DATA:
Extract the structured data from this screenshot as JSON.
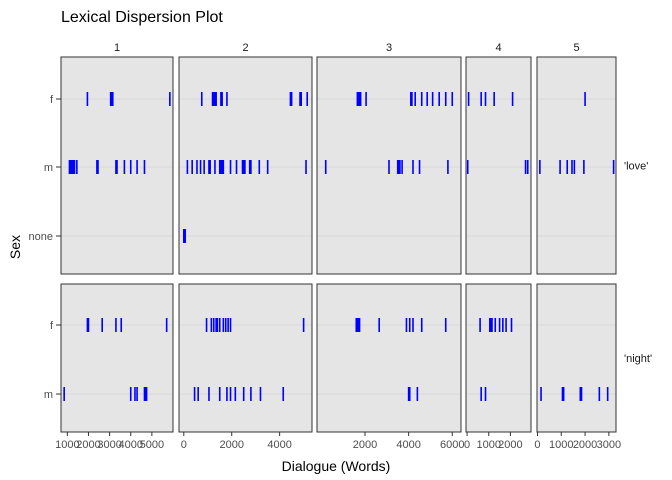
{
  "chart_data": {
    "type": "dispersion",
    "title": "Lexical Dispersion Plot",
    "xlabel": "Dialogue (Words)",
    "ylabel": "Sex",
    "row_categories": [
      [
        "f",
        "m",
        "none"
      ],
      [
        "f",
        "m"
      ]
    ],
    "colors": {
      "mark": "#0000FF",
      "panel_bg": "#E5E5E5",
      "grid": "#D9D9D9",
      "border": "#333333"
    },
    "columns": [
      {
        "label": "1",
        "xlim": [
          700,
          6000
        ],
        "ticks": [
          1000,
          2000,
          3000,
          4000,
          5000
        ],
        "tick_labels": [
          "1000",
          "2000",
          "3000",
          "4000",
          "5000"
        ]
      },
      {
        "label": "2",
        "xlim": [
          -200,
          5350
        ],
        "ticks": [
          0,
          2000,
          4000
        ],
        "tick_labels": [
          "0",
          "2000",
          "4000"
        ]
      },
      {
        "label": "3",
        "xlim": [
          -200,
          6400
        ],
        "ticks": [
          2000,
          4000,
          6000
        ],
        "tick_labels": [
          "2000",
          "4000",
          "6000"
        ]
      },
      {
        "label": "4",
        "xlim": [
          -50,
          2950
        ],
        "ticks": [
          0,
          1000,
          2000
        ],
        "tick_labels": [
          "0",
          "1000",
          "2000"
        ]
      },
      {
        "label": "5",
        "xlim": [
          -20,
          3300
        ],
        "ticks": [
          0,
          1000,
          2000,
          3000
        ],
        "tick_labels": [
          "0",
          "1000",
          "2000",
          "3000"
        ]
      }
    ],
    "rows": [
      {
        "label": "'love'",
        "panels": [
          {
            "f": [
              1950,
              3050,
              3100,
              3150,
              5850
            ],
            "m": [
              1100,
              1120,
              1140,
              1160,
              1180,
              1200,
              1220,
              1240,
              1260,
              1280,
              1300,
              1320,
              1340,
              1450,
              2400,
              2450,
              3300,
              3350,
              3700,
              4000,
              4300,
              4650
            ],
            "none": []
          },
          {
            "f": [
              750,
              1200,
              1250,
              1300,
              1350,
              1550,
              1600,
              1800,
              4450,
              4500,
              4850,
              4900,
              5150
            ],
            "m": [
              150,
              350,
              550,
              700,
              850,
              1050,
              1100,
              1300,
              1500,
              1550,
              1600,
              1650,
              1950,
              2200,
              2450,
              2500,
              2550,
              2750,
              2800,
              3150,
              3500,
              5100
            ],
            "none": [
              0,
              30,
              60
            ]
          },
          {
            "f": [
              1650,
              1700,
              1750,
              1800,
              2050,
              4100,
              4150,
              4300,
              4600,
              4850,
              5100,
              5400,
              5700,
              6000
            ],
            "m": [
              200,
              3100,
              3500,
              3550,
              3600,
              3700,
              4200,
              4500,
              5800
            ],
            "none": []
          },
          {
            "f": [
              70,
              650,
              850,
              1250,
              2100
            ],
            "m": [
              30,
              2700,
              2800
            ],
            "none": []
          },
          {
            "f": [
              2000
            ],
            "m": [
              100,
              950,
              1250,
              1450,
              1550,
              1950,
              3200
            ],
            "none": []
          }
        ]
      },
      {
        "label": "'night'",
        "panels": [
          {
            "f": [
              1950,
              2000,
              2650,
              3300,
              3550,
              5700
            ],
            "m": [
              850,
              4000,
              4200,
              4300,
              4650,
              4700,
              4750
            ]
          },
          {
            "f": [
              950,
              1150,
              1250,
              1350,
              1400,
              1500,
              1650,
              1750,
              1850,
              1950,
              5000
            ],
            "m": [
              450,
              600,
              1050,
              1500,
              1800,
              1950,
              2150,
              2500,
              2800,
              3200,
              4150
            ]
          },
          {
            "f": [
              1600,
              1650,
              1700,
              1750,
              2650,
              3900,
              4050,
              4200,
              4600,
              5700
            ],
            "m": [
              4000,
              4050,
              4400
            ]
          },
          {
            "f": [
              600,
              1050,
              1100,
              1150,
              1300,
              1500,
              1650,
              1800,
              2050
            ],
            "m": [
              650,
              850
            ]
          },
          {
            "f": [],
            "m": [
              150,
              1050,
              1100,
              1800,
              1850,
              2600,
              2950
            ]
          }
        ]
      }
    ]
  }
}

PROBLEM TO WORK ON:
Leave out the pictures and reproduce the rest of the listing exactly.

CORRECT ANSWER:
Extract the structured data from this screenshot as JSON.
{
  "chart_data": {
    "type": "dispersion",
    "title": "Lexical Dispersion Plot",
    "xlabel": "Dialogue (Words)",
    "ylabel": "Sex",
    "row_categories": [
      [
        "f",
        "m",
        "none"
      ],
      [
        "f",
        "m"
      ]
    ],
    "colors": {
      "mark": "#0000FF",
      "panel_bg": "#E5E5E5",
      "grid": "#D9D9D9",
      "border": "#333333"
    },
    "columns": [
      {
        "label": "1",
        "xlim": [
          700,
          6000
        ],
        "ticks": [
          1000,
          2000,
          3000,
          4000,
          5000
        ],
        "tick_labels": [
          "1000",
          "2000",
          "3000",
          "4000",
          "5000"
        ]
      },
      {
        "label": "2",
        "xlim": [
          -200,
          5350
        ],
        "ticks": [
          0,
          2000,
          4000
        ],
        "tick_labels": [
          "0",
          "2000",
          "4000"
        ]
      },
      {
        "label": "3",
        "xlim": [
          -200,
          6400
        ],
        "ticks": [
          2000,
          4000,
          6000
        ],
        "tick_labels": [
          "2000",
          "4000",
          "6000"
        ]
      },
      {
        "label": "4",
        "xlim": [
          -50,
          2950
        ],
        "ticks": [
          0,
          1000,
          2000
        ],
        "tick_labels": [
          "0",
          "1000",
          "2000"
        ]
      },
      {
        "label": "5",
        "xlim": [
          -20,
          3300
        ],
        "ticks": [
          0,
          1000,
          2000,
          3000
        ],
        "tick_labels": [
          "0",
          "1000",
          "2000",
          "3000"
        ]
      }
    ],
    "rows": [
      {
        "label": "'love'",
        "panels": [
          {
            "f": [
              1950,
              3050,
              3100,
              3150,
              5850
            ],
            "m": [
              1100,
              1120,
              1140,
              1160,
              1180,
              1200,
              1220,
              1240,
              1260,
              1280,
              1300,
              1320,
              1340,
              1450,
              2400,
              2450,
              3300,
              3350,
              3700,
              4000,
              4300,
              4650
            ],
            "none": []
          },
          {
            "f": [
              750,
              1200,
              1250,
              1300,
              1350,
              1550,
              1600,
              1800,
              4450,
              4500,
              4850,
              4900,
              5150
            ],
            "m": [
              150,
              350,
              550,
              700,
              850,
              1050,
              1100,
              1300,
              1500,
              1550,
              1600,
              1650,
              1950,
              2200,
              2450,
              2500,
              2550,
              2750,
              2800,
              3150,
              3500,
              5100
            ],
            "none": [
              0,
              30,
              60
            ]
          },
          {
            "f": [
              1650,
              1700,
              1750,
              1800,
              2050,
              4100,
              4150,
              4300,
              4600,
              4850,
              5100,
              5400,
              5700,
              6000
            ],
            "m": [
              200,
              3100,
              3500,
              3550,
              3600,
              3700,
              4200,
              4500,
              5800
            ],
            "none": []
          },
          {
            "f": [
              70,
              650,
              850,
              1250,
              2100
            ],
            "m": [
              30,
              2700,
              2800
            ],
            "none": []
          },
          {
            "f": [
              2000
            ],
            "m": [
              100,
              950,
              1250,
              1450,
              1550,
              1950,
              3200
            ],
            "none": []
          }
        ]
      },
      {
        "label": "'night'",
        "panels": [
          {
            "f": [
              1950,
              2000,
              2650,
              3300,
              3550,
              5700
            ],
            "m": [
              850,
              4000,
              4200,
              4300,
              4650,
              4700,
              4750
            ]
          },
          {
            "f": [
              950,
              1150,
              1250,
              1350,
              1400,
              1500,
              1650,
              1750,
              1850,
              1950,
              5000
            ],
            "m": [
              450,
              600,
              1050,
              1500,
              1800,
              1950,
              2150,
              2500,
              2800,
              3200,
              4150
            ]
          },
          {
            "f": [
              1600,
              1650,
              1700,
              1750,
              2650,
              3900,
              4050,
              4200,
              4600,
              5700
            ],
            "m": [
              4000,
              4050,
              4400
            ]
          },
          {
            "f": [
              600,
              1050,
              1100,
              1150,
              1300,
              1500,
              1650,
              1800,
              2050
            ],
            "m": [
              650,
              850
            ]
          },
          {
            "f": [],
            "m": [
              150,
              1050,
              1100,
              1800,
              1850,
              2600,
              2950
            ]
          }
        ]
      }
    ]
  }
}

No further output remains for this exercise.